§ The task: Copy the data below exactly, omitting any picture it contains.

§ Information supplied:
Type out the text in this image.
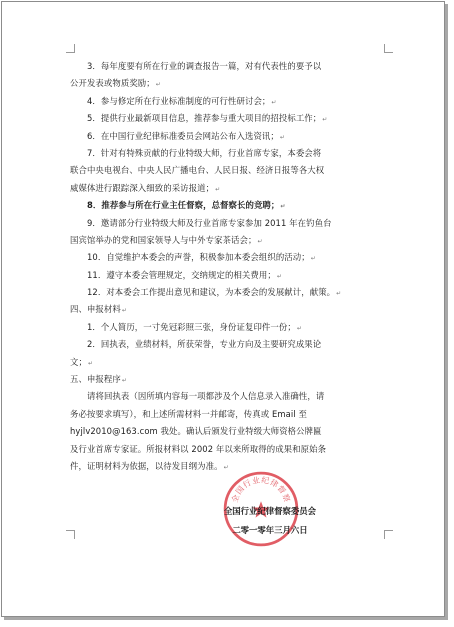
3．每年度要有所在行业的调查报告一篇，对有代表性的要予以
公开发表或物质奖励；↵
4．参与修定所在行业标准制度的可行性研讨会；↵
5．提供行业最新项目信息，推荐参与重大项目的招投标工作；↵
6．在中国行业纪律标准委员会网站公布入选资讯；↵
7．针对有特殊贡献的行业特级大师，行业首席专家，本委会将
联合中央电视台、中央人民广播电台、人民日报、经济日报等各大权
威媒体进行跟踪深入细致的采访报道；↵
8．推荐参与所在行业主任督察，总督察长的竞聘；↵
9．邀请部分行业特级大师及行业首席专家参加 2011 年在钓鱼台
国宾馆举办的党和国家领导人与中外专家茶话会；↵
10．自觉维护本委会的声誉，积极参加本委会组织的活动；↵
11．遵守本委会管理规定，交纳规定的相关费用；↵
12．对本委会工作提出意见和建议，为本委会的发展献计，献策。↵
四、申报材料↵
1．个人简历，一寸免冠彩照三张，身份证复印件一份；↵
2．回执表，业绩材料，所获荣誉，专业方向及主要研究成果论
文；↵
五、申报程序↵
请将回执表（因所填内容每一项都涉及个人信息录入准确性，请
务必按要求填写），和上述所需材料一并邮寄，传真或 Email 至
hyjlv2010@163.com 我处。确认后颁发行业特级大师资格公牌匾
及行业首席专家证。所报材料以 2002 年以来所取得的成果和原始条
件，证明材料为依据，以待发目纲为准。↵
全国行业纪律督察
全国行业纪律督察委员会
二零一零年三月六日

§ Exercise output:
Type out the text in this image.
3．每年度要有所在行业的调查报告一篇，对有代表性的要予以
公开发表或物质奖励；↵
4．参与修定所在行业标准制度的可行性研讨会；↵
5．提供行业最新项目信息，推荐参与重大项目的招投标工作；↵
6．在中国行业纪律标准委员会网站公布入选资讯；↵
7．针对有特殊贡献的行业特级大师，行业首席专家，本委会将
联合中央电视台、中央人民广播电台、人民日报、经济日报等各大权
威媒体进行跟踪深入细致的采访报道；↵
8．推荐参与所在行业主任督察，总督察长的竞聘；↵
9．邀请部分行业特级大师及行业首席专家参加 2011 年在钓鱼台
国宾馆举办的党和国家领导人与中外专家茶话会；↵
10．自觉维护本委会的声誉，积极参加本委会组织的活动；↵
11．遵守本委会管理规定，交纳规定的相关费用；↵
12．对本委会工作提出意见和建议，为本委会的发展献计，献策。↵
四、申报材料↵
1．个人简历，一寸免冠彩照三张，身份证复印件一份；↵
2．回执表，业绩材料，所获荣誉，专业方向及主要研究成果论
文；↵
五、申报程序↵
请将回执表（因所填内容每一项都涉及个人信息录入准确性，请
务必按要求填写），和上述所需材料一并邮寄，传真或 Email 至
hyjlv2010@163.com 我处。确认后颁发行业特级大师资格公牌匾
及行业首席专家证。所报材料以 2002 年以来所取得的成果和原始条
件，证明材料为依据，以待发目纲为准。↵
全国行业纪律督察
全国行业纪律督察委员会
二零一零年三月六日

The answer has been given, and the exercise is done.